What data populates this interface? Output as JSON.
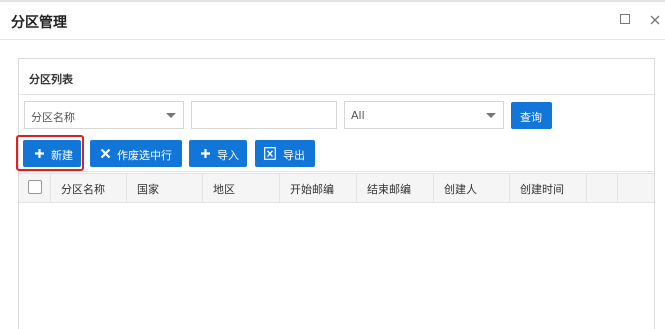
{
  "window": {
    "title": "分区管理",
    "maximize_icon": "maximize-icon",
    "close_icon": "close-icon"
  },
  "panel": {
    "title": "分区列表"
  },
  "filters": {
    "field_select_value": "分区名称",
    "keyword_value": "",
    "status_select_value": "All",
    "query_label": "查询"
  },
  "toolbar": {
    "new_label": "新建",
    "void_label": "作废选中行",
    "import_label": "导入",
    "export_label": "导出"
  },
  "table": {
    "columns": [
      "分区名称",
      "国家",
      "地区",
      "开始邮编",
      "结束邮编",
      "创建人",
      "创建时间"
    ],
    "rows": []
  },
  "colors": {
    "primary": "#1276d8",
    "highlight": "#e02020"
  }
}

================================

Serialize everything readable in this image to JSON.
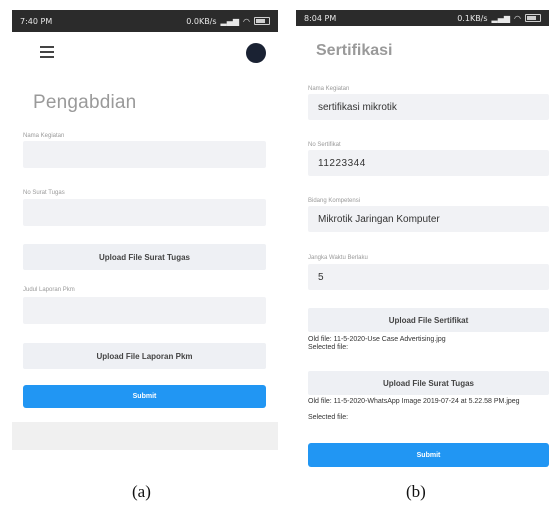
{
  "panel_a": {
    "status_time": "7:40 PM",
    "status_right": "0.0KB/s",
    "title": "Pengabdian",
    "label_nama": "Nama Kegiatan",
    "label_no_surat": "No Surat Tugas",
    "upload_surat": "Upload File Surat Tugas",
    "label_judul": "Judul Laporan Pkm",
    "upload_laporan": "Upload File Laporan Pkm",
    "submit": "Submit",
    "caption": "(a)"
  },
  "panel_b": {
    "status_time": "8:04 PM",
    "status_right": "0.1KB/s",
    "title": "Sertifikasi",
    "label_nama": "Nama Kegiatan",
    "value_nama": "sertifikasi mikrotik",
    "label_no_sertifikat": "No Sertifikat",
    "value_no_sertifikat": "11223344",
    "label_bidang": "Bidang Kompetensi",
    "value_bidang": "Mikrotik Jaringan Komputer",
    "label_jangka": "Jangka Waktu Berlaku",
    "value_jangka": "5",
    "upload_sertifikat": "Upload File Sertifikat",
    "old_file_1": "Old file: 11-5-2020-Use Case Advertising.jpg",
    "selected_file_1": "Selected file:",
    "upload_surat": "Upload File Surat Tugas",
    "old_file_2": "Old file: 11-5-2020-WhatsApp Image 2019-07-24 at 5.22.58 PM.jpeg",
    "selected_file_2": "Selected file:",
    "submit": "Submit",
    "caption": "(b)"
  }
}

================================

EXERCISE TASK: Copy all lines above containing the string "Laporan".

SOLVED PROBLEM:
    "label_judul": "Judul Laporan Pkm",
    "upload_laporan": "Upload File Laporan Pkm",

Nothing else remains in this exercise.